Identify all lines in the data containing the string "device". Copy them out.
________________
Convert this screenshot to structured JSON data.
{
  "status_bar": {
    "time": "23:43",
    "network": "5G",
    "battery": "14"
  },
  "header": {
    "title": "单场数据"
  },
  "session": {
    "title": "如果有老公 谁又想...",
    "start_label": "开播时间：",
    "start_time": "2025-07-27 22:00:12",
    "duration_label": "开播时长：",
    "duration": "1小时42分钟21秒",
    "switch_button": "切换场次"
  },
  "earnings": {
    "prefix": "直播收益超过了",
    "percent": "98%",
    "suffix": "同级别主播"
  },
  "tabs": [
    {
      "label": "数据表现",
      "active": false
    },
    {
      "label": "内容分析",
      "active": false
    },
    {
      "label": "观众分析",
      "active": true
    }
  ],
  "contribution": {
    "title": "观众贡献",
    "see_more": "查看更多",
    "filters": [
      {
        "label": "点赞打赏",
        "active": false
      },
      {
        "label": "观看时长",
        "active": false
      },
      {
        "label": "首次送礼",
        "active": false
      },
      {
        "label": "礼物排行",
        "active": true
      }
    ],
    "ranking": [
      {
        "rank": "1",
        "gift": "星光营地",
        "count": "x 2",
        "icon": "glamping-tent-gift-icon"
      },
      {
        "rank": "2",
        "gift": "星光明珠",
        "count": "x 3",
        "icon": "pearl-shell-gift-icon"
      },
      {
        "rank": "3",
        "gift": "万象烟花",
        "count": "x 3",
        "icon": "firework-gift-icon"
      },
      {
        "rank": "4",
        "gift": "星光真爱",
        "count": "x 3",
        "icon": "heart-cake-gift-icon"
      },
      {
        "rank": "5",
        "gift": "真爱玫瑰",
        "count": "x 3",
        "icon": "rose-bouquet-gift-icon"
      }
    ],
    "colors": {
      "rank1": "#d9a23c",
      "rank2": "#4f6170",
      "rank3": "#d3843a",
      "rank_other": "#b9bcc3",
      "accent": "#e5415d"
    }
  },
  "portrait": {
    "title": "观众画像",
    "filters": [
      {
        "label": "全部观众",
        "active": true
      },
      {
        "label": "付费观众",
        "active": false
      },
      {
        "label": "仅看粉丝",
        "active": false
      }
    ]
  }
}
________________
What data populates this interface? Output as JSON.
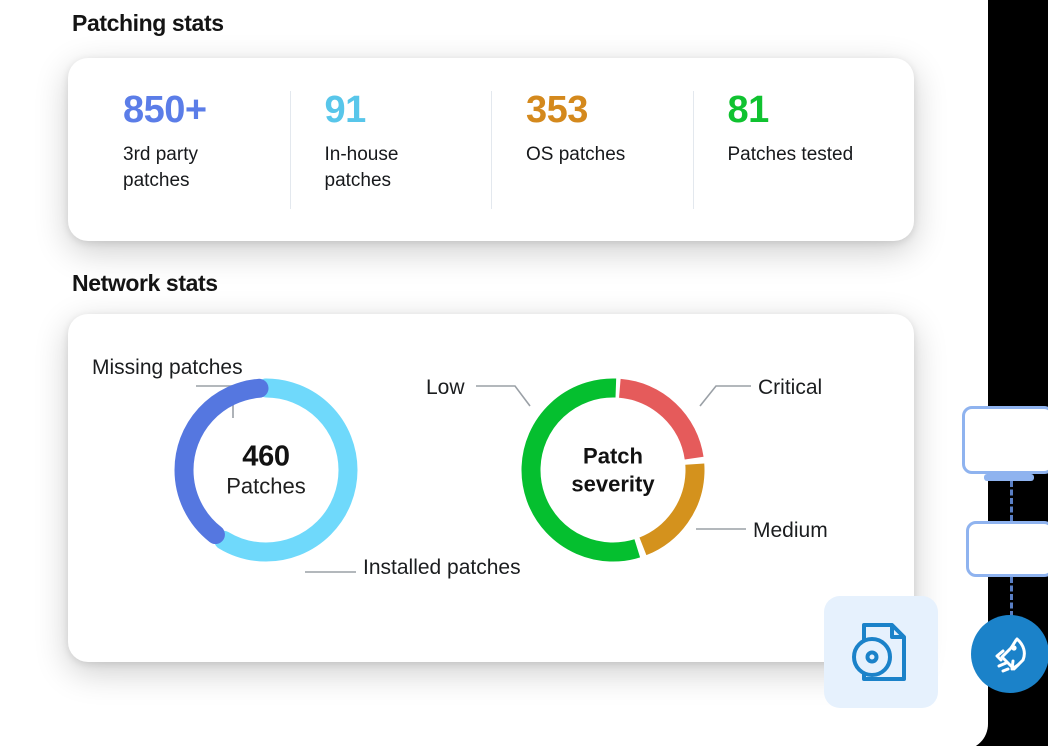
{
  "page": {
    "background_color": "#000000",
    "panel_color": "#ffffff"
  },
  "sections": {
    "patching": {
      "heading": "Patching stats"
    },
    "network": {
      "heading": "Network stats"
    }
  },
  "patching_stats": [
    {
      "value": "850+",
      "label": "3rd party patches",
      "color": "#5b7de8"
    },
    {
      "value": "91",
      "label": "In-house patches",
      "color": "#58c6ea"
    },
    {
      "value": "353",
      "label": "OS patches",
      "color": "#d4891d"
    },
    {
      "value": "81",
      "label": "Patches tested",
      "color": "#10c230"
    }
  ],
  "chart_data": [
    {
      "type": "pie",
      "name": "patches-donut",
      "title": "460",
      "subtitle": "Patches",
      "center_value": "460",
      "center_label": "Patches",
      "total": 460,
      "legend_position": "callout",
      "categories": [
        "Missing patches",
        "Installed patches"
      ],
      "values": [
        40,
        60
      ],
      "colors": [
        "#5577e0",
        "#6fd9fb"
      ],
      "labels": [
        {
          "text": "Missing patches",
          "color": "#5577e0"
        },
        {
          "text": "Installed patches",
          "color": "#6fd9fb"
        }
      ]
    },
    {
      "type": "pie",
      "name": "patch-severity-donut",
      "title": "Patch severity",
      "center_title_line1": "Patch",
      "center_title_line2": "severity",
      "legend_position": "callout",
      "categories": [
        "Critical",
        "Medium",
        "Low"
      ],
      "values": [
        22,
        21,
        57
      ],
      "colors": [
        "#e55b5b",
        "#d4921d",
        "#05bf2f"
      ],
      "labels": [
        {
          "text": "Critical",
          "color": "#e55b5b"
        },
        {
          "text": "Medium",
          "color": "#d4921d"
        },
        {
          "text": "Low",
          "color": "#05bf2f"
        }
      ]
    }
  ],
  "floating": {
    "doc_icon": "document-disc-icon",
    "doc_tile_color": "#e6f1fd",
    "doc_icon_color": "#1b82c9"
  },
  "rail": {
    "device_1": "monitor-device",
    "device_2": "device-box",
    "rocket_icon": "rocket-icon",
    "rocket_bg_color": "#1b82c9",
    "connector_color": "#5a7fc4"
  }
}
________________
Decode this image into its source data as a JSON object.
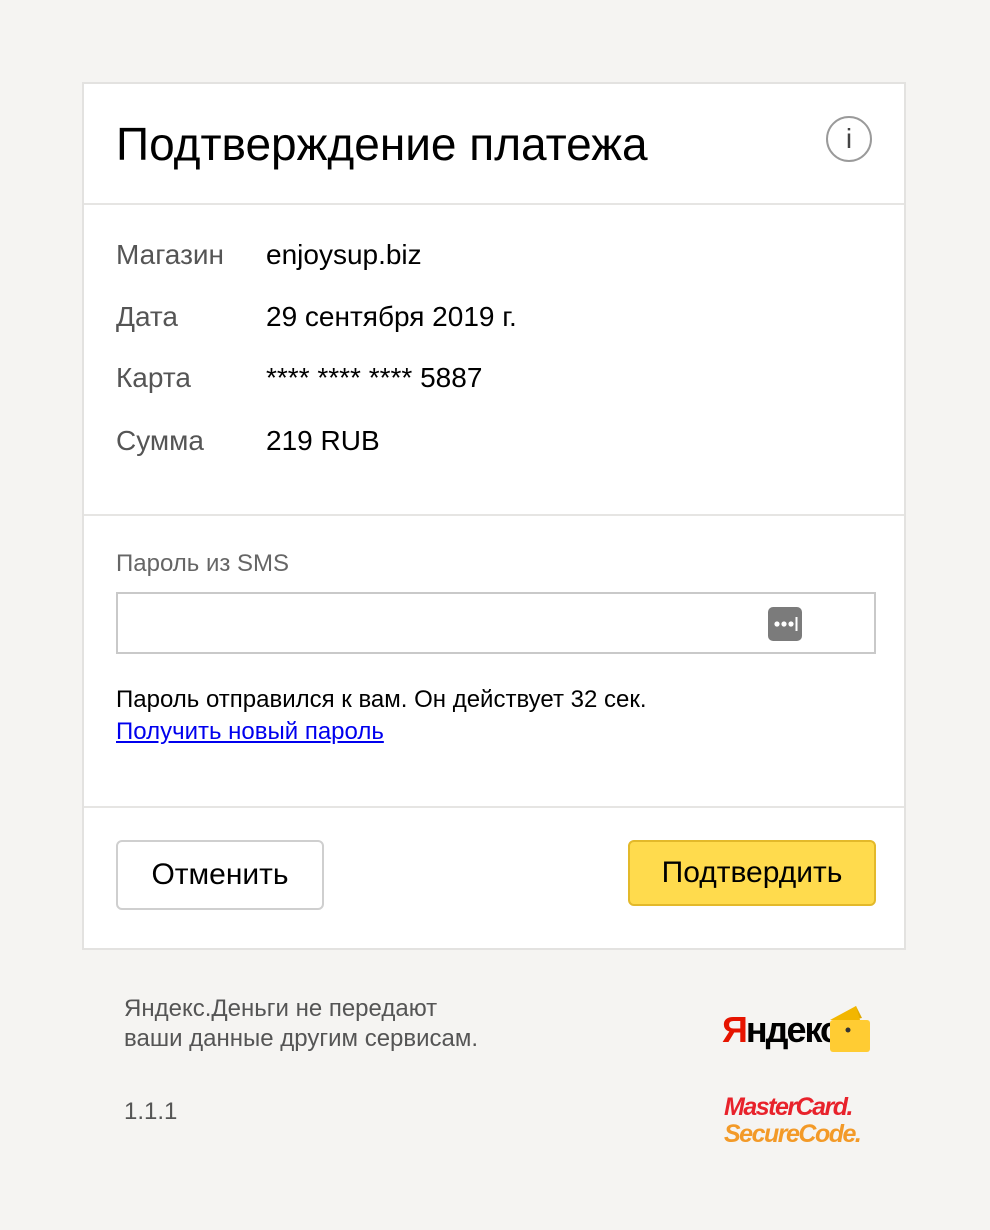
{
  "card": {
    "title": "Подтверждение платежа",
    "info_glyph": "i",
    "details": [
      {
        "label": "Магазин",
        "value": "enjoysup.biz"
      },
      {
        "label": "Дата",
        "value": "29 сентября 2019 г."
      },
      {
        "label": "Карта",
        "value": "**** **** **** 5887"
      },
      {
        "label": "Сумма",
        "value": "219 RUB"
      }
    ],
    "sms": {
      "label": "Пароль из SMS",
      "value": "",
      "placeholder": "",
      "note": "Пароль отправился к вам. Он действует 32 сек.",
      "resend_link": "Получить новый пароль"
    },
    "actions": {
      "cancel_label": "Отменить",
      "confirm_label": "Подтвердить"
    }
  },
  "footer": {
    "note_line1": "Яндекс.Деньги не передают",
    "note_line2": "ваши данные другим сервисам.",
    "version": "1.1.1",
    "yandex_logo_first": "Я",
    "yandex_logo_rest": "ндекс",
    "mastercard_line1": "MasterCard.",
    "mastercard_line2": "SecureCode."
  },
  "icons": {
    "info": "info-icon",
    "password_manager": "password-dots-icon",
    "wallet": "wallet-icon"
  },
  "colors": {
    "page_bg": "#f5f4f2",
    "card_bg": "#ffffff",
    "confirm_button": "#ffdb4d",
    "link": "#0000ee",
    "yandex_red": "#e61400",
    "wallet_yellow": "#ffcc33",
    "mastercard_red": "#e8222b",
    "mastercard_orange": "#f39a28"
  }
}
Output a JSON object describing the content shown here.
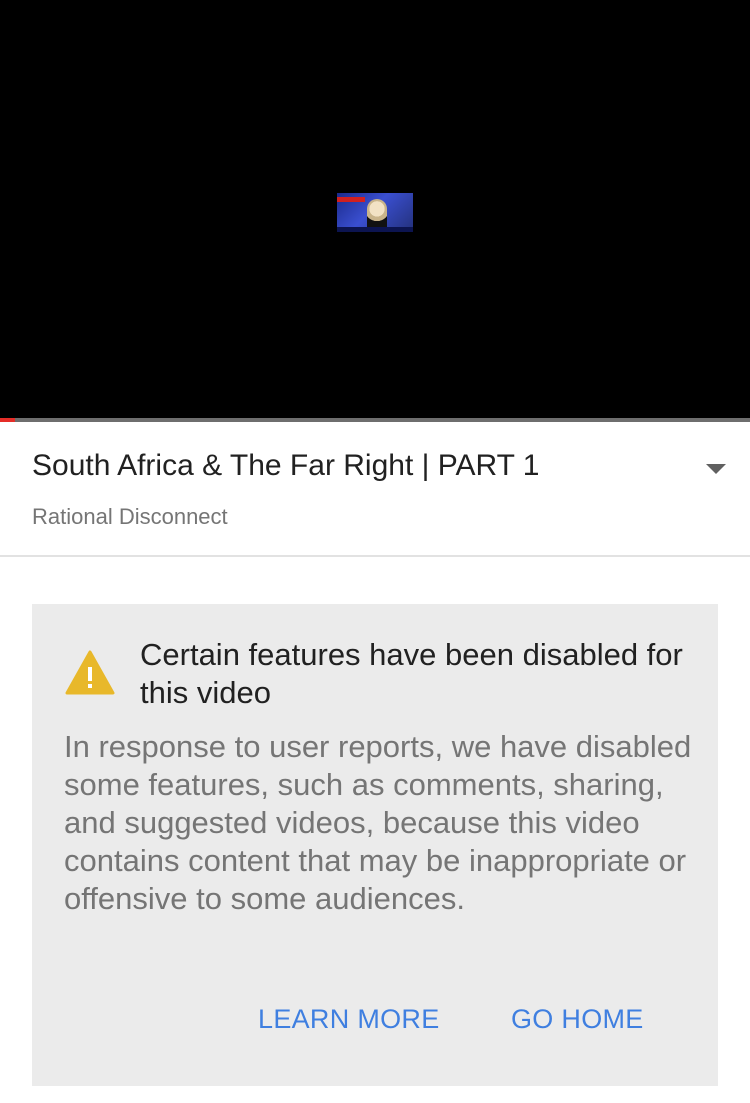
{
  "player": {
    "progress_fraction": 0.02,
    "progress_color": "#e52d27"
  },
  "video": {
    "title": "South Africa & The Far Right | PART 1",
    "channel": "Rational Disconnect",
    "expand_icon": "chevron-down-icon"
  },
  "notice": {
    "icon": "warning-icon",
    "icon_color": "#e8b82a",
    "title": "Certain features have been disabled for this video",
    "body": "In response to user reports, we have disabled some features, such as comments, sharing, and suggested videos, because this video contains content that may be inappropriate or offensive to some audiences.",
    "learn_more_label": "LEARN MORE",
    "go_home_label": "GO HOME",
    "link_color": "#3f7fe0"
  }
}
________________
PROBLEM SOLUTION:
    "device_1": "monitor-device",
    "device_2": "device-box",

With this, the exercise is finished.